Given request » Find the string "Подпрограмма" in the records. Copy every line it appears in.

[Records from a collection]

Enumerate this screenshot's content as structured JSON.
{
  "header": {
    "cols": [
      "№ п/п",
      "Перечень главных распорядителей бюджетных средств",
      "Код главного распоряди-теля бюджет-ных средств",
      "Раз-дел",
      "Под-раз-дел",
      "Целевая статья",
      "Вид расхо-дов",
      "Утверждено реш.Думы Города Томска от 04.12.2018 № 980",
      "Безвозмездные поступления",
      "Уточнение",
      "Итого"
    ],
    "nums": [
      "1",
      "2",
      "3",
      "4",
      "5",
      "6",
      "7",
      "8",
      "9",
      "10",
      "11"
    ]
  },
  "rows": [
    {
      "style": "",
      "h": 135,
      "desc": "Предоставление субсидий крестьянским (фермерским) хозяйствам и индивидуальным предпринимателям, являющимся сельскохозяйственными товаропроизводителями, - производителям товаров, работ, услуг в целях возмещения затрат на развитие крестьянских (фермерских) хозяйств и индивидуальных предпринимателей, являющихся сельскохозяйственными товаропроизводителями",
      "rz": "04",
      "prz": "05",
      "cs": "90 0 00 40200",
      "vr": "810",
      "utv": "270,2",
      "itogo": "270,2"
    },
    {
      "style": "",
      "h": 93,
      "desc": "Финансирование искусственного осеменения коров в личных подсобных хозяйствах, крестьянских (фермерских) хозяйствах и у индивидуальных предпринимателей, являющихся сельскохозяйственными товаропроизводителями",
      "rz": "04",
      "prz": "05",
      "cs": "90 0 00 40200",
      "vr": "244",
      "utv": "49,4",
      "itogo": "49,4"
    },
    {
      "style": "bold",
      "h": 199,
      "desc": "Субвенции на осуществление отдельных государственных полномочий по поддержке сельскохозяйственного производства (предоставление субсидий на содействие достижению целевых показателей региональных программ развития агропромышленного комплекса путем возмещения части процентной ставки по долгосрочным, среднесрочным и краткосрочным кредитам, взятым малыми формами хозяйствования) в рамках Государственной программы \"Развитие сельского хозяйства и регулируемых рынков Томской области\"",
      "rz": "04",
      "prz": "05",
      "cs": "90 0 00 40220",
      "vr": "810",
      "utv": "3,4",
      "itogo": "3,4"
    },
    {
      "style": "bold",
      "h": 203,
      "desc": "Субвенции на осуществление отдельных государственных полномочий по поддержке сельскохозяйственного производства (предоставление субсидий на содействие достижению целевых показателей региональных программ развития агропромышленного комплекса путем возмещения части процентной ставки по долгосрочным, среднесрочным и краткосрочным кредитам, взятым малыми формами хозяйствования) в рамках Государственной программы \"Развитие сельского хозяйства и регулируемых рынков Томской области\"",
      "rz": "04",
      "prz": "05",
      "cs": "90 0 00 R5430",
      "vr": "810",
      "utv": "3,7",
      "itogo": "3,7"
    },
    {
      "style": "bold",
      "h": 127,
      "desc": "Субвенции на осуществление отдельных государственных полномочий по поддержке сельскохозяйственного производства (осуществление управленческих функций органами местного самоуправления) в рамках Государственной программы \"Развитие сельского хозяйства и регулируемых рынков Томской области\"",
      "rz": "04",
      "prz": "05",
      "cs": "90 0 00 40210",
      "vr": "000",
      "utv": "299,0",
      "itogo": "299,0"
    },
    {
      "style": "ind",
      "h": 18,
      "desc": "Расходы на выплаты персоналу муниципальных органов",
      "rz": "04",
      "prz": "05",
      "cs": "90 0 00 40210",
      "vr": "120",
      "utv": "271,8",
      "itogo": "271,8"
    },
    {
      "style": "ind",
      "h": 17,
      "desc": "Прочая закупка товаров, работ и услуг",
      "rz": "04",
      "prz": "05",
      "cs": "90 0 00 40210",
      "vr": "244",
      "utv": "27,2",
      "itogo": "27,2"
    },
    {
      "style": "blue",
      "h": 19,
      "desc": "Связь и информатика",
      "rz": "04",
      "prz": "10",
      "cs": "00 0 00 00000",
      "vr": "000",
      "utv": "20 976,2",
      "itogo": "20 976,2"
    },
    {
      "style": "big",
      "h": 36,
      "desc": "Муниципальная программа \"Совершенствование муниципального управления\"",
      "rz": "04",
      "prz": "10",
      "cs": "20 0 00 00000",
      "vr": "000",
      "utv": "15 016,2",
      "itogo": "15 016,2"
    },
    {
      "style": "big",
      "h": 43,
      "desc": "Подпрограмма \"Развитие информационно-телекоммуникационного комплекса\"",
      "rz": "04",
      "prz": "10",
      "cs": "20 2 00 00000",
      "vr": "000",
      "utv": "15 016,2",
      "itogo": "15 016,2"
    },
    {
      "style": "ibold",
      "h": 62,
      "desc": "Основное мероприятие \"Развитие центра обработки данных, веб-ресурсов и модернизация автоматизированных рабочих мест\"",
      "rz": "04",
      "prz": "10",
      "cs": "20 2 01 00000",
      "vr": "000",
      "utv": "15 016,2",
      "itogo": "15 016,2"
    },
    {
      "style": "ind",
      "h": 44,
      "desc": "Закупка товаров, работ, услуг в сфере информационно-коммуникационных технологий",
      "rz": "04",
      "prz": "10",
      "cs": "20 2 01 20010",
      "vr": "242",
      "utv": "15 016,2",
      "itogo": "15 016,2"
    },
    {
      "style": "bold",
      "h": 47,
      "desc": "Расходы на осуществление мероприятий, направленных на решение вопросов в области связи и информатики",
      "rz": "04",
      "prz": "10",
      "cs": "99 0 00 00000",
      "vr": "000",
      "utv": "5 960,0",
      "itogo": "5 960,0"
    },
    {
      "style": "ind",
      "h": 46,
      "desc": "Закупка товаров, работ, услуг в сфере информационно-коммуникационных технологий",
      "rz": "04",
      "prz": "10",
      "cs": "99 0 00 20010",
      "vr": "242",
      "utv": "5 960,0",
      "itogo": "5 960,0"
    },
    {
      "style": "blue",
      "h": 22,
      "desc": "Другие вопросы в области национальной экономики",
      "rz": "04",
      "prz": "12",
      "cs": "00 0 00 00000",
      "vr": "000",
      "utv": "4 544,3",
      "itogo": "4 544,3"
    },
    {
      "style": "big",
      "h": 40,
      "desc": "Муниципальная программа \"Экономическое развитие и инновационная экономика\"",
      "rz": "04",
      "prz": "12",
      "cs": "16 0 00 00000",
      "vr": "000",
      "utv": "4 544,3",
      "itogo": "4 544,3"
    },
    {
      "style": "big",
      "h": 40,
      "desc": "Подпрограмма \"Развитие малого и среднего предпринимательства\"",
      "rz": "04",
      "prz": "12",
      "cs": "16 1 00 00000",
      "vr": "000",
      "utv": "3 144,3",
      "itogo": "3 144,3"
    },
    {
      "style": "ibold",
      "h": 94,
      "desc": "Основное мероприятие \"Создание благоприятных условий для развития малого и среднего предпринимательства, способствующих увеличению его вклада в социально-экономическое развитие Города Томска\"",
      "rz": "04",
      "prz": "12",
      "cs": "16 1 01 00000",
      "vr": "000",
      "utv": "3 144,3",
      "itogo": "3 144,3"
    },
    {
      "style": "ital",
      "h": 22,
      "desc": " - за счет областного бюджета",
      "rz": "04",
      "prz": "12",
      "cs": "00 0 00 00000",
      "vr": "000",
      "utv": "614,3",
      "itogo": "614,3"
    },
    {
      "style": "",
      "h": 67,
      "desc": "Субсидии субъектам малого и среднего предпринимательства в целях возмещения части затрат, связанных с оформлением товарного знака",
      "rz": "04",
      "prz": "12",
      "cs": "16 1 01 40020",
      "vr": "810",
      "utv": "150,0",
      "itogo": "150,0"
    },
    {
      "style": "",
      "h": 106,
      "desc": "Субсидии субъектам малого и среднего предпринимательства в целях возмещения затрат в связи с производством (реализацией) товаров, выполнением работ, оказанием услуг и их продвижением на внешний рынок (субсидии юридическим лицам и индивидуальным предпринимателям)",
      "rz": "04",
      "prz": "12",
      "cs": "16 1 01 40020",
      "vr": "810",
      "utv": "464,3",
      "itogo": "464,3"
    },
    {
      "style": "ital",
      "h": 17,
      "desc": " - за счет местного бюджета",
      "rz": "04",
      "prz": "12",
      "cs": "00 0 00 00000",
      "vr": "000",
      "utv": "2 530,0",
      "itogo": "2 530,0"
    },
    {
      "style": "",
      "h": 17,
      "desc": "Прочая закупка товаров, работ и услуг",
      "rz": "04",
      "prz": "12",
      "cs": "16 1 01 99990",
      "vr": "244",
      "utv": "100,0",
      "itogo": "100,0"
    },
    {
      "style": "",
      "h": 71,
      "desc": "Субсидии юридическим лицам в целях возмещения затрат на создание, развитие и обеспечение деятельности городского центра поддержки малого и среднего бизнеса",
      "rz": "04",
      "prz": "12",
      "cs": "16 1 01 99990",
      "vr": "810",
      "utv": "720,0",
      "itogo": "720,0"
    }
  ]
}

Complete response »
      "desc": "Подпрограмма \"Развитие информационно-телекоммуникационного комплекса\"",
      "desc": "Подпрограмма \"Развитие малого и среднего предпринимательства\"",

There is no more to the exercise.